(Stored dataset items)
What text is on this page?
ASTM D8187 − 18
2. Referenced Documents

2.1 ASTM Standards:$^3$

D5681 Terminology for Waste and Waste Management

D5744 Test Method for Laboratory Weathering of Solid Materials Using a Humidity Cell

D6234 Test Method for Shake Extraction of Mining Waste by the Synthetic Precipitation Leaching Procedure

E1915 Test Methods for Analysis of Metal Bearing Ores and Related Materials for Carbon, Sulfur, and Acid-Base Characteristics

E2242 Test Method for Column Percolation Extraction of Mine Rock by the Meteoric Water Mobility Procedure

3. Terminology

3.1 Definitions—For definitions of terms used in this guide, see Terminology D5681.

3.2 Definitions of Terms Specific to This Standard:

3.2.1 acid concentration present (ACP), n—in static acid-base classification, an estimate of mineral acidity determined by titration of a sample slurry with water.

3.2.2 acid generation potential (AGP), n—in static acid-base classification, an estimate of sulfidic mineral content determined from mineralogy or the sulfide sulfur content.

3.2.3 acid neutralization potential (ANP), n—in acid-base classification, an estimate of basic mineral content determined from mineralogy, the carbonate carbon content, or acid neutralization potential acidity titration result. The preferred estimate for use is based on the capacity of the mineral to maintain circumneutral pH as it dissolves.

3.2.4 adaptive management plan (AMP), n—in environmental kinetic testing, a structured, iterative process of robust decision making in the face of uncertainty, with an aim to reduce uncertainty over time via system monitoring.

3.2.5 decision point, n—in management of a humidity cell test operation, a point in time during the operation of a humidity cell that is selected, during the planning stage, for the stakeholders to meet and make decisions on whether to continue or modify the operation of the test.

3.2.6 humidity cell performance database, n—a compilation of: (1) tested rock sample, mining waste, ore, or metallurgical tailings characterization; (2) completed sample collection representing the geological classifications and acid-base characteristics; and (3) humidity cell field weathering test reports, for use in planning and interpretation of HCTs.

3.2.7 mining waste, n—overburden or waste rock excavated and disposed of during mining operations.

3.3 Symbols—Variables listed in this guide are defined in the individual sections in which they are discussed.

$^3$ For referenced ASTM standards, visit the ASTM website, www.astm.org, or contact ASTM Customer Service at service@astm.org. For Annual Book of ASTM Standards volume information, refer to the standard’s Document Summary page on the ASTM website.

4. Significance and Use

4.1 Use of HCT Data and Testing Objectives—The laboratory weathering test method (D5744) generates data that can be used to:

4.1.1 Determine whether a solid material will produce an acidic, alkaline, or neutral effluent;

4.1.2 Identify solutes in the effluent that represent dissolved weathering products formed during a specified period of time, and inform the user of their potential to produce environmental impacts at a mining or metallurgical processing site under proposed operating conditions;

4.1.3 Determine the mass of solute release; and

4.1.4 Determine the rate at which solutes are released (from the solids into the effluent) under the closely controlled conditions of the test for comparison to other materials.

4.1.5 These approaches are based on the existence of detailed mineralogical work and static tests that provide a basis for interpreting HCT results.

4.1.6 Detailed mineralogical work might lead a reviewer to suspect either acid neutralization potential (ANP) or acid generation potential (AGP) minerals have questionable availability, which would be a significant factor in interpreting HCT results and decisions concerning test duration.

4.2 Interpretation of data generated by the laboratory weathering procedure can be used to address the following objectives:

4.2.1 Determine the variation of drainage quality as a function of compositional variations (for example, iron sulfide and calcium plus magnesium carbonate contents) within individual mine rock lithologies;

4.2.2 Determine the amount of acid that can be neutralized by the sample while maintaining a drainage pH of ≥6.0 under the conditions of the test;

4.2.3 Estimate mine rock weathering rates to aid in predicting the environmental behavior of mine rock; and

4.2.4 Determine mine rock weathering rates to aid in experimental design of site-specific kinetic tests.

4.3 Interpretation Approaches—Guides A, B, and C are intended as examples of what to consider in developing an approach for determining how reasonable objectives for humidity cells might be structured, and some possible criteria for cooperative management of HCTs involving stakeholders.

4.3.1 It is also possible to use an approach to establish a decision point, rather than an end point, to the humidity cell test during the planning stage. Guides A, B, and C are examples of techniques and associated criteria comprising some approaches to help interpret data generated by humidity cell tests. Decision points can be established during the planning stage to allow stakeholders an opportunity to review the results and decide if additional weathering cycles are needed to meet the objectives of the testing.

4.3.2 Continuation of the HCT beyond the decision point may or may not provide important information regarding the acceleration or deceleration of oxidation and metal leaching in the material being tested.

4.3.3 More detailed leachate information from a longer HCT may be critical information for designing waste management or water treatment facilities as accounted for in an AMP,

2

Task directions:
Every entry must be set down exactly, with nothing left out.

Answer to the exercise:
What text is on this page?
ASTM D8187 − 18
2. Referenced Documents

2.1 ASTM Standards:$^3$

D5681 Terminology for Waste and Waste Management

D5744 Test Method for Laboratory Weathering of Solid Materials Using a Humidity Cell

D6234 Test Method for Shake Extraction of Mining Waste by the Synthetic Precipitation Leaching Procedure

E1915 Test Methods for Analysis of Metal Bearing Ores and Related Materials for Carbon, Sulfur, and Acid-Base Characteristics

E2242 Test Method for Column Percolation Extraction of Mine Rock by the Meteoric Water Mobility Procedure

3. Terminology

3.1 Definitions—For definitions of terms used in this guide, see Terminology D5681.

3.2 Definitions of Terms Specific to This Standard:

3.2.1 acid concentration present (ACP), n—in static acid-base classification, an estimate of mineral acidity determined by titration of a sample slurry with water.

3.2.2 acid generation potential (AGP), n—in static acid-base classification, an estimate of sulfidic mineral content determined from mineralogy or the sulfide sulfur content.

3.2.3 acid neutralization potential (ANP), n—in acid-base classification, an estimate of basic mineral content determined from mineralogy, the carbonate carbon content, or acid neutralization potential acidity titration result. The preferred estimate for use is based on the capacity of the mineral to maintain circumneutral pH as it dissolves.

3.2.4 adaptive management plan (AMP), n—in environmental kinetic testing, a structured, iterative process of robust decision making in the face of uncertainty, with an aim to reduce uncertainty over time via system monitoring.

3.2.5 decision point, n—in management of a humidity cell test operation, a point in time during the operation of a humidity cell that is selected, during the planning stage, for the stakeholders to meet and make decisions on whether to continue or modify the operation of the test.

3.2.6 humidity cell performance database, n—a compilation of: (1) tested rock sample, mining waste, ore, or metallurgical tailings characterization; (2) completed sample collection representing the geological classifications and acid-base characteristics; and (3) humidity cell field weathering test reports, for use in planning and interpretation of HCTs.

3.2.7 mining waste, n—overburden or waste rock excavated and disposed of during mining operations.

3.3 Symbols—Variables listed in this guide are defined in the individual sections in which they are discussed.

$^3$ For referenced ASTM standards, visit the ASTM website, www.astm.org, or contact ASTM Customer Service at service@astm.org. For Annual Book of ASTM Standards volume information, refer to the standard’s Document Summary page on the ASTM website.

4. Significance and Use

4.1 Use of HCT Data and Testing Objectives—The laboratory weathering test method (D5744) generates data that can be used to:

4.1.1 Determine whether a solid material will produce an acidic, alkaline, or neutral effluent;

4.1.2 Identify solutes in the effluent that represent dissolved weathering products formed during a specified period of time, and inform the user of their potential to produce environmental impacts at a mining or metallurgical processing site under proposed operating conditions;

4.1.3 Determine the mass of solute release; and

4.1.4 Determine the rate at which solutes are released (from the solids into the effluent) under the closely controlled conditions of the test for comparison to other materials.

4.1.5 These approaches are based on the existence of detailed mineralogical work and static tests that provide a basis for interpreting HCT results.

4.1.6 Detailed mineralogical work might lead a reviewer to suspect either acid neutralization potential (ANP) or acid generation potential (AGP) minerals have questionable availability, which would be a significant factor in interpreting HCT results and decisions concerning test duration.

4.2 Interpretation of data generated by the laboratory weathering procedure can be used to address the following objectives:

4.2.1 Determine the variation of drainage quality as a function of compositional variations (for example, iron sulfide and calcium plus magnesium carbonate contents) within individual mine rock lithologies;

4.2.2 Determine the amount of acid that can be neutralized by the sample while maintaining a drainage pH of ≥6.0 under the conditions of the test;

4.2.3 Estimate mine rock weathering rates to aid in predicting the environmental behavior of mine rock; and

4.2.4 Determine mine rock weathering rates to aid in experimental design of site-specific kinetic tests.

4.3 Interpretation Approaches—Guides A, B, and C are intended as examples of what to consider in developing an approach for determining how reasonable objectives for humidity cells might be structured, and some possible criteria for cooperative management of HCTs involving stakeholders.

4.3.1 It is also possible to use an approach to establish a decision point, rather than an end point, to the humidity cell test during the planning stage. Guides A, B, and C are examples of techniques and associated criteria comprising some approaches to help interpret data generated by humidity cell tests. Decision points can be established during the planning stage to allow stakeholders an opportunity to review the results and decide if additional weathering cycles are needed to meet the objectives of the testing.

4.3.2 Continuation of the HCT beyond the decision point may or may not provide important information regarding the acceleration or deceleration of oxidation and metal leaching in the material being tested.

4.3.3 More detailed leachate information from a longer HCT may be critical information for designing waste management or water treatment facilities as accounted for in an AMP,

2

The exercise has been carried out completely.